◆ REQUIREMENT ◆
How many lines in the entries below include the string "yields"? Answer with the number only.

(Data entries)
START

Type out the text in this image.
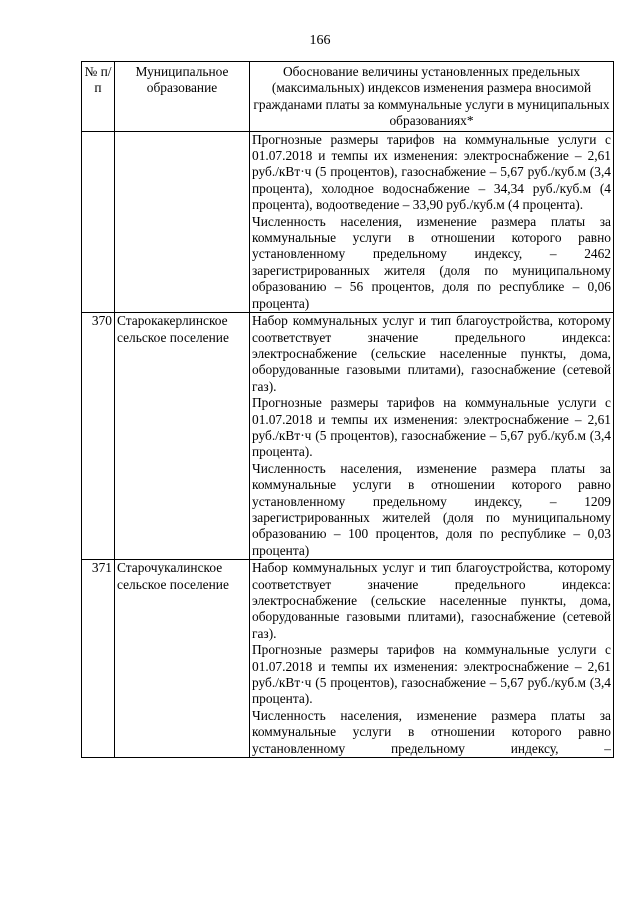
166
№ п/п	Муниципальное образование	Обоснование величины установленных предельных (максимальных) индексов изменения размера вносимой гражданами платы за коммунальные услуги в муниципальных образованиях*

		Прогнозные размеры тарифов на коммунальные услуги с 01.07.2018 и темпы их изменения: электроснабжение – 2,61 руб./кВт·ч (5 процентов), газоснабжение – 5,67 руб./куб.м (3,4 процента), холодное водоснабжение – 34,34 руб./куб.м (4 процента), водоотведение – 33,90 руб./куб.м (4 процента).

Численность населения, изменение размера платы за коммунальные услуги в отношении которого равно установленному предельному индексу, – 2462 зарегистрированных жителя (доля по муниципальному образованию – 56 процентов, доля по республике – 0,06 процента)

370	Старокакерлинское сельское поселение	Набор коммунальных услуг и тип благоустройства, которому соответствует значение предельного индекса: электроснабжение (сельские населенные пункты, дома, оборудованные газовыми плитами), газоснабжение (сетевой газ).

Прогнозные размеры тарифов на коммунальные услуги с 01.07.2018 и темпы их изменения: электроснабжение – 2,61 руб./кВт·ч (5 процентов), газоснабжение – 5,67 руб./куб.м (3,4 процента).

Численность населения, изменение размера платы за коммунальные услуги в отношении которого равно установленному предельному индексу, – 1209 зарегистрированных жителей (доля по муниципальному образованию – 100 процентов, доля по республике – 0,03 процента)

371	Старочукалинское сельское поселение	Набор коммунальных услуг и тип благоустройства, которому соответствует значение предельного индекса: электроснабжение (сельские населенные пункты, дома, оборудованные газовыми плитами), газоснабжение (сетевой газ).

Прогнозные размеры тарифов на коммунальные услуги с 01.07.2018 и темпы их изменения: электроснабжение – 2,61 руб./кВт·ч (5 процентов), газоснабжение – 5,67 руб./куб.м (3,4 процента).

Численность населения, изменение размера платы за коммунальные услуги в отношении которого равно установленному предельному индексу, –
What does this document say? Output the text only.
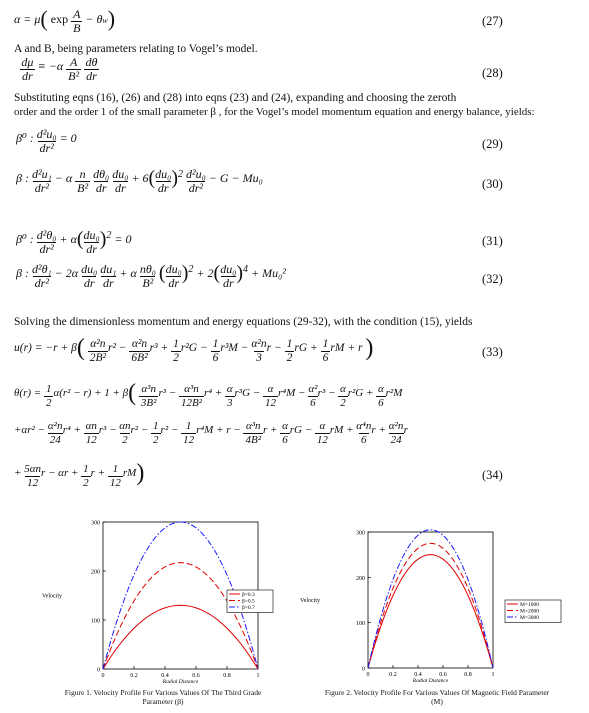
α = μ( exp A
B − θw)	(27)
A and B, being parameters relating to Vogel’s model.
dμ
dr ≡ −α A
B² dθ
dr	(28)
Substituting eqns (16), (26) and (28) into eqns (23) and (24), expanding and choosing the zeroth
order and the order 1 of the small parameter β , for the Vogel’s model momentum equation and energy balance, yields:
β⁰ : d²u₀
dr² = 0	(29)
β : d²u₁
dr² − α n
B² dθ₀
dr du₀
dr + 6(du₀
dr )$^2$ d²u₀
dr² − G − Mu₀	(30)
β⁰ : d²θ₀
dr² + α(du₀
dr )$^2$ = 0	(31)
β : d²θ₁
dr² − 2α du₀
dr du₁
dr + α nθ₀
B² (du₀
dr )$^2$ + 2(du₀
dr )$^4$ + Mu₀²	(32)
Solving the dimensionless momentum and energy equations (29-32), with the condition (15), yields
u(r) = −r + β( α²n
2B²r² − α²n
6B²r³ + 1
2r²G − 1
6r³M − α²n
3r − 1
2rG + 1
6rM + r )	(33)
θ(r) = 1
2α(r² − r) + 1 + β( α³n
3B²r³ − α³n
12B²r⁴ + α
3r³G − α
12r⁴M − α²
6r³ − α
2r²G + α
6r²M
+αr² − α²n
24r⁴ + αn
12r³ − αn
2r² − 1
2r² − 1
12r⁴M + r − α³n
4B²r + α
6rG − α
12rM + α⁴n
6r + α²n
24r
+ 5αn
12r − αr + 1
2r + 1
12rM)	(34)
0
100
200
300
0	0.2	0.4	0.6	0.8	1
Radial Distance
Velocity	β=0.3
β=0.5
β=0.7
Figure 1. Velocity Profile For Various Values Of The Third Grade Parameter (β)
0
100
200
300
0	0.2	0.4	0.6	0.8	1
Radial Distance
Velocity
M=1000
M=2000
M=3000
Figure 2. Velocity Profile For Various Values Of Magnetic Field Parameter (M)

END
START

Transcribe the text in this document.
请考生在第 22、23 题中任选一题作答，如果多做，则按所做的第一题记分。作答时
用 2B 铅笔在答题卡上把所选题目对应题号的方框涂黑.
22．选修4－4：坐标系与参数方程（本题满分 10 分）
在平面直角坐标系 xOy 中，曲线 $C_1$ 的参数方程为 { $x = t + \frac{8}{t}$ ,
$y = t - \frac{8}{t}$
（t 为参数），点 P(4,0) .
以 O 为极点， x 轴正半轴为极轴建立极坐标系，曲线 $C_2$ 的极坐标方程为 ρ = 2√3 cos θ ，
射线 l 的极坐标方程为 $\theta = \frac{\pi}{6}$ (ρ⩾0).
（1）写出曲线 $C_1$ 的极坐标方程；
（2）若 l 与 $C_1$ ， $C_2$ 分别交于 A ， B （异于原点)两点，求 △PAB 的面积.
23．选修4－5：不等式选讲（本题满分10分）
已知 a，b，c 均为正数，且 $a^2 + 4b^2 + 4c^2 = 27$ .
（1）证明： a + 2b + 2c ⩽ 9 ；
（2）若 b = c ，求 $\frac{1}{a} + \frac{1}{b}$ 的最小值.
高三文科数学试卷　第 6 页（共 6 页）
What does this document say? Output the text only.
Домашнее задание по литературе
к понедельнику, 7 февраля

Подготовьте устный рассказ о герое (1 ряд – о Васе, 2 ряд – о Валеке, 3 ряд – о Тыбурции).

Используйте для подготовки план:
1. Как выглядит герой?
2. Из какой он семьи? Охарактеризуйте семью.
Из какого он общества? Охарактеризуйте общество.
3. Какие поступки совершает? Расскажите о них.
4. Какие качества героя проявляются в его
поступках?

END
START

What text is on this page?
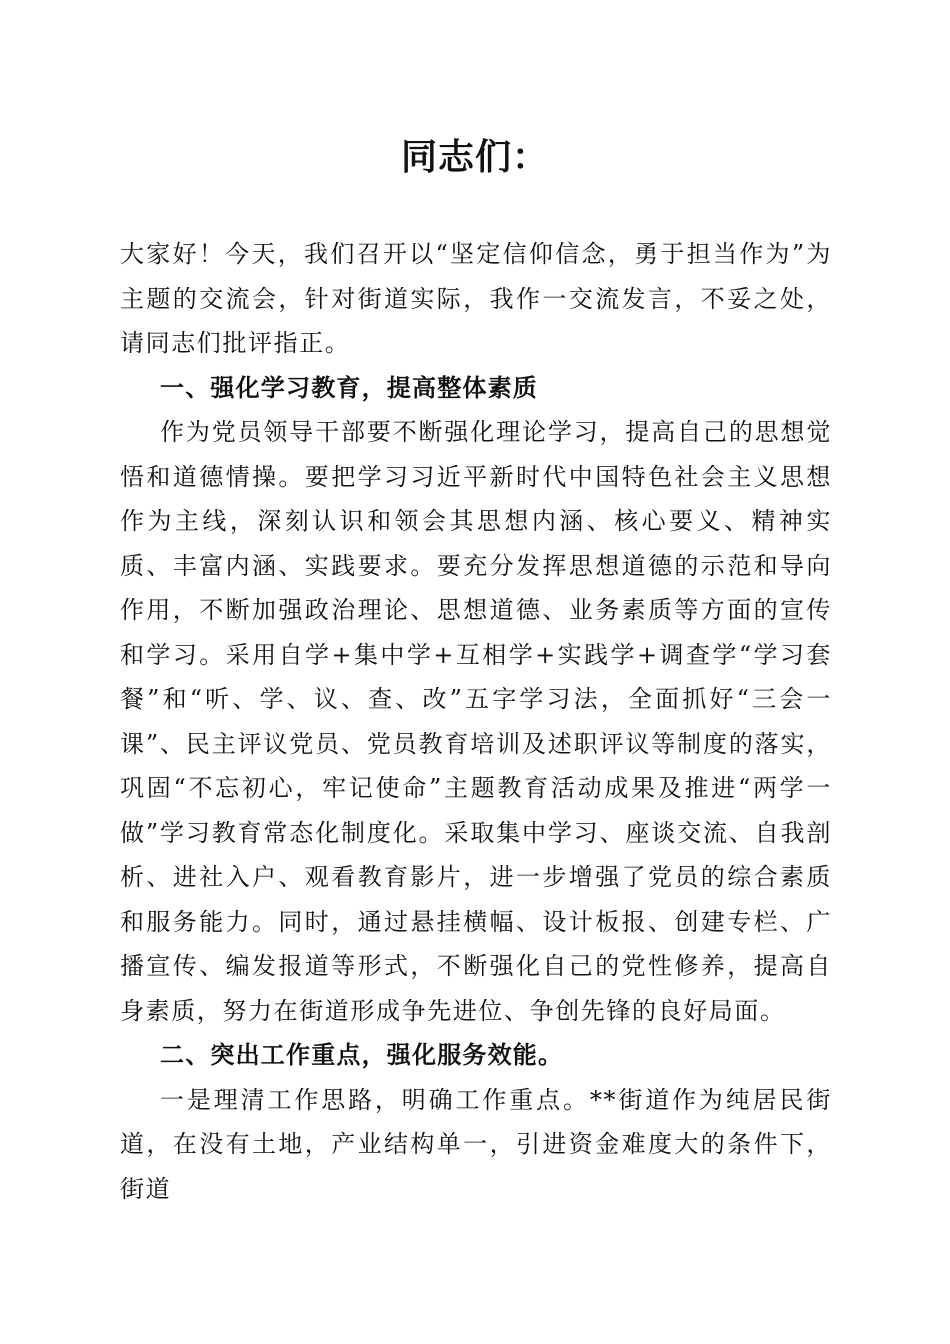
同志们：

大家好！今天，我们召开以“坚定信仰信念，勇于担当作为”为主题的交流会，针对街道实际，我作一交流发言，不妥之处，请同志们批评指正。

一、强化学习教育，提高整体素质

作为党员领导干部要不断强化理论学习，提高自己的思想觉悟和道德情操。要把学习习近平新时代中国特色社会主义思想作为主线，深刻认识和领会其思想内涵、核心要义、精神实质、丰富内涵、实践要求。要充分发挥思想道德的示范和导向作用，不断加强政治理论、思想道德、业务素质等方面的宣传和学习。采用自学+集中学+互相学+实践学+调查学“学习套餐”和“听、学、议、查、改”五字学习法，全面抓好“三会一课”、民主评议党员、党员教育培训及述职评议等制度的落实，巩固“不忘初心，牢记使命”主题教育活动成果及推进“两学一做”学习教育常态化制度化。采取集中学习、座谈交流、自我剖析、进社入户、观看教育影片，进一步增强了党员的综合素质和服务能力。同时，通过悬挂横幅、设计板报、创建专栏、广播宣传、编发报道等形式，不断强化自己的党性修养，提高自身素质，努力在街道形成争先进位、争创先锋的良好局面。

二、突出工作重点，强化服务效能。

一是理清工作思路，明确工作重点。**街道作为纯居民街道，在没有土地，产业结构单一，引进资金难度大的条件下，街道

END

◆ EXERCISE OUTPUT ◆
2